§ THE EXERCISE
Take the entries below and print all of them exactly, please.

§ DATA FOR THIS EXERCISE
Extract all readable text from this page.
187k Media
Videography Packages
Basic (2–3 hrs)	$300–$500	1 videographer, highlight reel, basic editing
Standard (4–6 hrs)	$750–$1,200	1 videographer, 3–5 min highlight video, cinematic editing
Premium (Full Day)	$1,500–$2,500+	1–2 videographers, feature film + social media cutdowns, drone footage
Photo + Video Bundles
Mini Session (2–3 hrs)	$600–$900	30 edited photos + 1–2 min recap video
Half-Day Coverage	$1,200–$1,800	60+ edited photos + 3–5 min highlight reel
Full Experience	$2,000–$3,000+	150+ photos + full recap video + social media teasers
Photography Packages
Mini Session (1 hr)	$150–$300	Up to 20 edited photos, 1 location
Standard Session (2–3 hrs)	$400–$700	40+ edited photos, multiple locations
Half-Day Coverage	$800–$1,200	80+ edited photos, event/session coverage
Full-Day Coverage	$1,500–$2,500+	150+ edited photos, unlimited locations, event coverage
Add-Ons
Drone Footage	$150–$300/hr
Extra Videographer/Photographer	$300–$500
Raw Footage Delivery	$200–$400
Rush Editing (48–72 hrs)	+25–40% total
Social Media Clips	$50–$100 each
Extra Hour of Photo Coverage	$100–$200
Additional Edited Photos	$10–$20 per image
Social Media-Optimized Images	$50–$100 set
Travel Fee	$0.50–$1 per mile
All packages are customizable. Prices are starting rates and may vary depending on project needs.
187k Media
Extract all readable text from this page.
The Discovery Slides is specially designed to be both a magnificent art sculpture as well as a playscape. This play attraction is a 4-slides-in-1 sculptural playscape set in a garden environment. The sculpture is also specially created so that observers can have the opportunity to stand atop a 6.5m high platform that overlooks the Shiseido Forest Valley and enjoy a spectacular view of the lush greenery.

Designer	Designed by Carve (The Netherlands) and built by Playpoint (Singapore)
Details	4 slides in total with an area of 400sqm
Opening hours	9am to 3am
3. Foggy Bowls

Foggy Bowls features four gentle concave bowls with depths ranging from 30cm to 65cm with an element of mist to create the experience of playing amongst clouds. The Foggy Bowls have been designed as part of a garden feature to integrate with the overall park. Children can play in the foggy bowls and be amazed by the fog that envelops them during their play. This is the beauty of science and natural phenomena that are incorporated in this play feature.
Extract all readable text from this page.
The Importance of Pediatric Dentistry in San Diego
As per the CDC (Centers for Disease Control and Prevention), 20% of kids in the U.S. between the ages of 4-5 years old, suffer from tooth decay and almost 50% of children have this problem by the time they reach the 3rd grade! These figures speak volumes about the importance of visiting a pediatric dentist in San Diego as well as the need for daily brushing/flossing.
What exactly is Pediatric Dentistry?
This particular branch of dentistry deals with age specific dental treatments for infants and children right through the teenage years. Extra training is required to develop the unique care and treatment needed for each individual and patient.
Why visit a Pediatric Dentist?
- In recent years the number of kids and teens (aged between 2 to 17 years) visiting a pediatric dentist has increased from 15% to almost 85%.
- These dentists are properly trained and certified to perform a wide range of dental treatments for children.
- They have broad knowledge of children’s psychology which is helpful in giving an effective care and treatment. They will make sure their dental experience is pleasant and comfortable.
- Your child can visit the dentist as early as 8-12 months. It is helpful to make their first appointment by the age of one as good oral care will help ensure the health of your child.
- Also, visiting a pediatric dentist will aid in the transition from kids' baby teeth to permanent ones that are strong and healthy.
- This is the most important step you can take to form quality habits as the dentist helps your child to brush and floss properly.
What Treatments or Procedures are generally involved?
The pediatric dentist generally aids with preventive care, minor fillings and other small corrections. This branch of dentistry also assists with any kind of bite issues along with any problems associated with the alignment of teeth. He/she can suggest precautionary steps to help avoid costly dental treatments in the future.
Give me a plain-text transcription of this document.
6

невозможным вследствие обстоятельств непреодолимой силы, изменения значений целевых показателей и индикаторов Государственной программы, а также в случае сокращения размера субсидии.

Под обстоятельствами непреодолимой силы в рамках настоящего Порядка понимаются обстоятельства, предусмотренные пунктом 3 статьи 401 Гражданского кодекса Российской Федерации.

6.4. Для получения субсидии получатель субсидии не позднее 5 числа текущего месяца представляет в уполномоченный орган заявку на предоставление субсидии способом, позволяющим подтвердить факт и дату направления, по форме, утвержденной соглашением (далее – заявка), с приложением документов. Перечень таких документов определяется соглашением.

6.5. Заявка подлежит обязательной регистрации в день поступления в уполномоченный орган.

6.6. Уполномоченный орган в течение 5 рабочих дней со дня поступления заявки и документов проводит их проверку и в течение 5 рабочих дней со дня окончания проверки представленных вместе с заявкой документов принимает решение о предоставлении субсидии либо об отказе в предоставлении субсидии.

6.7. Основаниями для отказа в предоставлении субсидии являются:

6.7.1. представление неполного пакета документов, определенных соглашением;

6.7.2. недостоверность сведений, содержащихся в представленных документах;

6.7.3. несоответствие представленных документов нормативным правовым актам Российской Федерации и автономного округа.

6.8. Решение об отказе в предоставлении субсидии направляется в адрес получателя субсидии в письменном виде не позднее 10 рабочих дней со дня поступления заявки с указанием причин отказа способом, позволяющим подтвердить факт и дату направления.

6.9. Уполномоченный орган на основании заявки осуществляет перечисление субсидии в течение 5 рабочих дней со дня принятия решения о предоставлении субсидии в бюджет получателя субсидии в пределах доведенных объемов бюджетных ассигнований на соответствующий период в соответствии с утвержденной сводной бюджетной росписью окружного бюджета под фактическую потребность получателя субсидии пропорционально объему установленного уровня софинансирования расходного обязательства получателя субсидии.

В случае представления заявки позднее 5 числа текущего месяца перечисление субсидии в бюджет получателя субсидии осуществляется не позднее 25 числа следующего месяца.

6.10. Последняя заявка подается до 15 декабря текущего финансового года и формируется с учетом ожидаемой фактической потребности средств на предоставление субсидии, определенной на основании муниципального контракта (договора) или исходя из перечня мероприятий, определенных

§ RESPONSE TO THIS EXERCISE
Extract all readable text from this page.
187k Media
Videography Packages
Basic (2–3 hrs)	$300–$500	1 videographer, highlight reel, basic editing
Standard (4–6 hrs)	$750–$1,200	1 videographer, 3–5 min highlight video, cinematic editing
Premium (Full Day)	$1,500–$2,500+	1–2 videographers, feature film + social media cutdowns, drone footage
Photo + Video Bundles
Mini Session (2–3 hrs)	$600–$900	30 edited photos + 1–2 min recap video
Half-Day Coverage	$1,200–$1,800	60+ edited photos + 3–5 min highlight reel
Full Experience	$2,000–$3,000+	150+ photos + full recap video + social media teasers
Photography Packages
Mini Session (1 hr)	$150–$300	Up to 20 edited photos, 1 location
Standard Session (2–3 hrs)	$400–$700	40+ edited photos, multiple locations
Half-Day Coverage	$800–$1,200	80+ edited photos, event/session coverage
Full-Day Coverage	$1,500–$2,500+	150+ edited photos, unlimited locations, event coverage
Add-Ons
Drone Footage	$150–$300/hr
Extra Videographer/Photographer	$300–$500
Raw Footage Delivery	$200–$400
Rush Editing (48–72 hrs)	+25–40% total
Social Media Clips	$50–$100 each
Extra Hour of Photo Coverage	$100–$200
Additional Edited Photos	$10–$20 per image
Social Media-Optimized Images	$50–$100 set
Travel Fee	$0.50–$1 per mile
All packages are customizable. Prices are starting rates and may vary depending on project needs.
187k Media
Extract all readable text from this page.
The Discovery Slides is specially designed to be both a magnificent art sculpture as well as a playscape. This play attraction is a 4-slides-in-1 sculptural playscape set in a garden environment. The sculpture is also specially created so that observers can have the opportunity to stand atop a 6.5m high platform that overlooks the Shiseido Forest Valley and enjoy a spectacular view of the lush greenery.

Designer	Designed by Carve (The Netherlands) and built by Playpoint (Singapore)
Details	4 slides in total with an area of 400sqm
Opening hours	9am to 3am
3. Foggy Bowls

Foggy Bowls features four gentle concave bowls with depths ranging from 30cm to 65cm with an element of mist to create the experience of playing amongst clouds. The Foggy Bowls have been designed as part of a garden feature to integrate with the overall park. Children can play in the foggy bowls and be amazed by the fog that envelops them during their play. This is the beauty of science and natural phenomena that are incorporated in this play feature.
Extract all readable text from this page.
The Importance of Pediatric Dentistry in San Diego
As per the CDC (Centers for Disease Control and Prevention), 20% of kids in the U.S. between the ages of 4-5 years old, suffer from tooth decay and almost 50% of children have this problem by the time they reach the 3rd grade! These figures speak volumes about the importance of visiting a pediatric dentist in San Diego as well as the need for daily brushing/flossing.
What exactly is Pediatric Dentistry?
This particular branch of dentistry deals with age specific dental treatments for infants and children right through the teenage years. Extra training is required to develop the unique care and treatment needed for each individual and patient.
Why visit a Pediatric Dentist?
- In recent years the number of kids and teens (aged between 2 to 17 years) visiting a pediatric dentist has increased from 15% to almost 85%.
- These dentists are properly trained and certified to perform a wide range of dental treatments for children.
- They have broad knowledge of children’s psychology which is helpful in giving an effective care and treatment. They will make sure their dental experience is pleasant and comfortable.
- Your child can visit the dentist as early as 8-12 months. It is helpful to make their first appointment by the age of one as good oral care will help ensure the health of your child.
- Also, visiting a pediatric dentist will aid in the transition from kids' baby teeth to permanent ones that are strong and healthy.
- This is the most important step you can take to form quality habits as the dentist helps your child to brush and floss properly.
What Treatments or Procedures are generally involved?
The pediatric dentist generally aids with preventive care, minor fillings and other small corrections. This branch of dentistry also assists with any kind of bite issues along with any problems associated with the alignment of teeth. He/she can suggest precautionary steps to help avoid costly dental treatments in the future.
Give me a plain-text transcription of this document.
6

невозможным вследствие обстоятельств непреодолимой силы, изменения значений целевых показателей и индикаторов Государственной программы, а также в случае сокращения размера субсидии.

Под обстоятельствами непреодолимой силы в рамках настоящего Порядка понимаются обстоятельства, предусмотренные пунктом 3 статьи 401 Гражданского кодекса Российской Федерации.

6.4. Для получения субсидии получатель субсидии не позднее 5 числа текущего месяца представляет в уполномоченный орган заявку на предоставление субсидии способом, позволяющим подтвердить факт и дату направления, по форме, утвержденной соглашением (далее – заявка), с приложением документов. Перечень таких документов определяется соглашением.

6.5. Заявка подлежит обязательной регистрации в день поступления в уполномоченный орган.

6.6. Уполномоченный орган в течение 5 рабочих дней со дня поступления заявки и документов проводит их проверку и в течение 5 рабочих дней со дня окончания проверки представленных вместе с заявкой документов принимает решение о предоставлении субсидии либо об отказе в предоставлении субсидии.

6.7. Основаниями для отказа в предоставлении субсидии являются:

6.7.1. представление неполного пакета документов, определенных соглашением;

6.7.2. недостоверность сведений, содержащихся в представленных документах;

6.7.3. несоответствие представленных документов нормативным правовым актам Российской Федерации и автономного округа.

6.8. Решение об отказе в предоставлении субсидии направляется в адрес получателя субсидии в письменном виде не позднее 10 рабочих дней со дня поступления заявки с указанием причин отказа способом, позволяющим подтвердить факт и дату направления.

6.9. Уполномоченный орган на основании заявки осуществляет перечисление субсидии в течение 5 рабочих дней со дня принятия решения о предоставлении субсидии в бюджет получателя субсидии в пределах доведенных объемов бюджетных ассигнований на соответствующий период в соответствии с утвержденной сводной бюджетной росписью окружного бюджета под фактическую потребность получателя субсидии пропорционально объему установленного уровня софинансирования расходного обязательства получателя субсидии.

В случае представления заявки позднее 5 числа текущего месяца перечисление субсидии в бюджет получателя субсидии осуществляется не позднее 25 числа следующего месяца.

6.10. Последняя заявка подается до 15 декабря текущего финансового года и формируется с учетом ожидаемой фактической потребности средств на предоставление субсидии, определенной на основании муниципального контракта (договора) или исходя из перечня мероприятий, определенных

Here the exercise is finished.